Reproduce the material in full, exactly as written.

*** RECORDS FOR THIS EXERCISE

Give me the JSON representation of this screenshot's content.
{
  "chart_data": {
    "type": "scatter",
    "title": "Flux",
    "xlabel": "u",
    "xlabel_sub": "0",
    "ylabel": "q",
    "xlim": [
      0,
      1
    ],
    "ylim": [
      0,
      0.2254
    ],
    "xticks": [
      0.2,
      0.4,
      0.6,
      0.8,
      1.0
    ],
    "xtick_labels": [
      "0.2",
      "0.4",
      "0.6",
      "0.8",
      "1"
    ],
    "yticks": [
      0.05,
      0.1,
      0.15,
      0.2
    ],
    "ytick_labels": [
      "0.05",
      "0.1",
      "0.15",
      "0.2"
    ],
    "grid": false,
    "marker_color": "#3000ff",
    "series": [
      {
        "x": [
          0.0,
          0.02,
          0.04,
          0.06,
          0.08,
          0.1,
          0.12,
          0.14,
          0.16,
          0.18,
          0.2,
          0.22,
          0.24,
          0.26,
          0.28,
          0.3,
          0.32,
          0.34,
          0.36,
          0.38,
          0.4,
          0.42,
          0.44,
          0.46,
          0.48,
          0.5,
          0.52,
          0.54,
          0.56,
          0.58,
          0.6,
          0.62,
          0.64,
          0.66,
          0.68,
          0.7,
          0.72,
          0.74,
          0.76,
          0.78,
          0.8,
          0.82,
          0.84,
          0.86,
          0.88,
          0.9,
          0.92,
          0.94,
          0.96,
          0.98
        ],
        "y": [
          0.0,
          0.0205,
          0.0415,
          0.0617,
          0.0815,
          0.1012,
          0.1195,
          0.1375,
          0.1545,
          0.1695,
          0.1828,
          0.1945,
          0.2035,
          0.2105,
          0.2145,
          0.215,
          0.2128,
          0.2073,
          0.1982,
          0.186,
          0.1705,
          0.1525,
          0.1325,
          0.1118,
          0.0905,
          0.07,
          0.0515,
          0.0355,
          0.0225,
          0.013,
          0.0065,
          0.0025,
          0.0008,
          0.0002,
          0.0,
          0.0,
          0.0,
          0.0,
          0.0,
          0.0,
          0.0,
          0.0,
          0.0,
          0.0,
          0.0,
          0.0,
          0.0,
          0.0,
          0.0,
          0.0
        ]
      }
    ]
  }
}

******

- **THE OUTPUT**
Give me the JSON representation of this screenshot's content.
{
  "chart_data": {
    "type": "scatter",
    "title": "Flux",
    "xlabel": "u",
    "xlabel_sub": "0",
    "ylabel": "q",
    "xlim": [
      0,
      1
    ],
    "ylim": [
      0,
      0.2254
    ],
    "xticks": [
      0.2,
      0.4,
      0.6,
      0.8,
      1.0
    ],
    "xtick_labels": [
      "0.2",
      "0.4",
      "0.6",
      "0.8",
      "1"
    ],
    "yticks": [
      0.05,
      0.1,
      0.15,
      0.2
    ],
    "ytick_labels": [
      "0.05",
      "0.1",
      "0.15",
      "0.2"
    ],
    "grid": false,
    "marker_color": "#3000ff",
    "series": [
      {
        "x": [
          0.0,
          0.02,
          0.04,
          0.06,
          0.08,
          0.1,
          0.12,
          0.14,
          0.16,
          0.18,
          0.2,
          0.22,
          0.24,
          0.26,
          0.28,
          0.3,
          0.32,
          0.34,
          0.36,
          0.38,
          0.4,
          0.42,
          0.44,
          0.46,
          0.48,
          0.5,
          0.52,
          0.54,
          0.56,
          0.58,
          0.6,
          0.62,
          0.64,
          0.66,
          0.68,
          0.7,
          0.72,
          0.74,
          0.76,
          0.78,
          0.8,
          0.82,
          0.84,
          0.86,
          0.88,
          0.9,
          0.92,
          0.94,
          0.96,
          0.98
        ],
        "y": [
          0.0,
          0.0205,
          0.0415,
          0.0617,
          0.0815,
          0.1012,
          0.1195,
          0.1375,
          0.1545,
          0.1695,
          0.1828,
          0.1945,
          0.2035,
          0.2105,
          0.2145,
          0.215,
          0.2128,
          0.2073,
          0.1982,
          0.186,
          0.1705,
          0.1525,
          0.1325,
          0.1118,
          0.0905,
          0.07,
          0.0515,
          0.0355,
          0.0225,
          0.013,
          0.0065,
          0.0025,
          0.0008,
          0.0002,
          0.0,
          0.0,
          0.0,
          0.0,
          0.0,
          0.0,
          0.0,
          0.0,
          0.0,
          0.0,
          0.0,
          0.0,
          0.0,
          0.0,
          0.0,
          0.0
        ]
      }
    ]
  }
}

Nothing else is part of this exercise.